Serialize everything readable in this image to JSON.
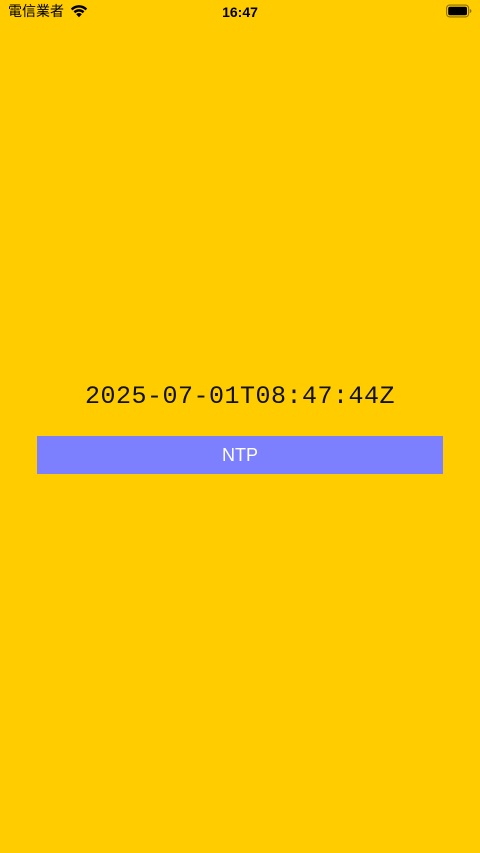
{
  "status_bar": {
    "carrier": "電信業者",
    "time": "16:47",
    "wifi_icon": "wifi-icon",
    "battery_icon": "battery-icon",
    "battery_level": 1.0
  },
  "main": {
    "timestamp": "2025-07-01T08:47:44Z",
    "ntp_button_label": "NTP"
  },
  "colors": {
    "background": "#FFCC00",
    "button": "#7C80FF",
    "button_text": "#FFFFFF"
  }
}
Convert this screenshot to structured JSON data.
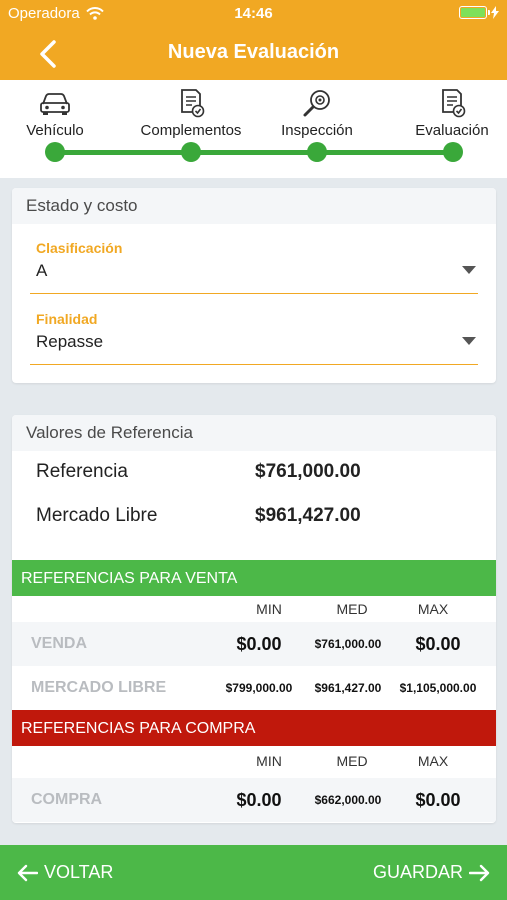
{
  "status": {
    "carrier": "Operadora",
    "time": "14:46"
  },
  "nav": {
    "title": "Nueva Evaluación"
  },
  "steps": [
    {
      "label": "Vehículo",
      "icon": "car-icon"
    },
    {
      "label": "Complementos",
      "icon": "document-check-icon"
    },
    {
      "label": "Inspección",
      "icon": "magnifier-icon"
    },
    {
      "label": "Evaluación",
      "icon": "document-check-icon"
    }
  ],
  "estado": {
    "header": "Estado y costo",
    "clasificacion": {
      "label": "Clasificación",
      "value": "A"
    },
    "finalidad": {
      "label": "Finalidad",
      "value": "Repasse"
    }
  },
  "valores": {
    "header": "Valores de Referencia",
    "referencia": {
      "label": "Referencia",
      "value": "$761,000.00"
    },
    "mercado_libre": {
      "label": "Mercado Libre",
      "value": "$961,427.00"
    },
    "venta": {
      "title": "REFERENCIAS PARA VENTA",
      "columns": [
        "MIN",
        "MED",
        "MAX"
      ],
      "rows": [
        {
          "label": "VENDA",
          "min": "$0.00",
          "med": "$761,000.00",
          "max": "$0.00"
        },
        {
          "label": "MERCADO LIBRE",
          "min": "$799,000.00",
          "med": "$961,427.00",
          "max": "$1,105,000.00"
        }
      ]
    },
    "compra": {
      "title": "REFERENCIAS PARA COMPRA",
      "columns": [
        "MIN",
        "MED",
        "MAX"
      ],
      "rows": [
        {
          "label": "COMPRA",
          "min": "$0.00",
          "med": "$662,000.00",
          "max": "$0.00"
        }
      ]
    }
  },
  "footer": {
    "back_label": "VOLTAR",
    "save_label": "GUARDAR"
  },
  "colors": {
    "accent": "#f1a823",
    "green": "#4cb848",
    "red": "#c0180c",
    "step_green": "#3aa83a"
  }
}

▬▬▬▬▬▬▬▬▬▬

- WRITTEN PROBLEM: Select all lines in the listing above where the word "this" appears, and show them.

- RESPONSE TO THE EXERCISE:
Serialize everything readable in this image to JSON.
Convert this screenshot to structured JSON data.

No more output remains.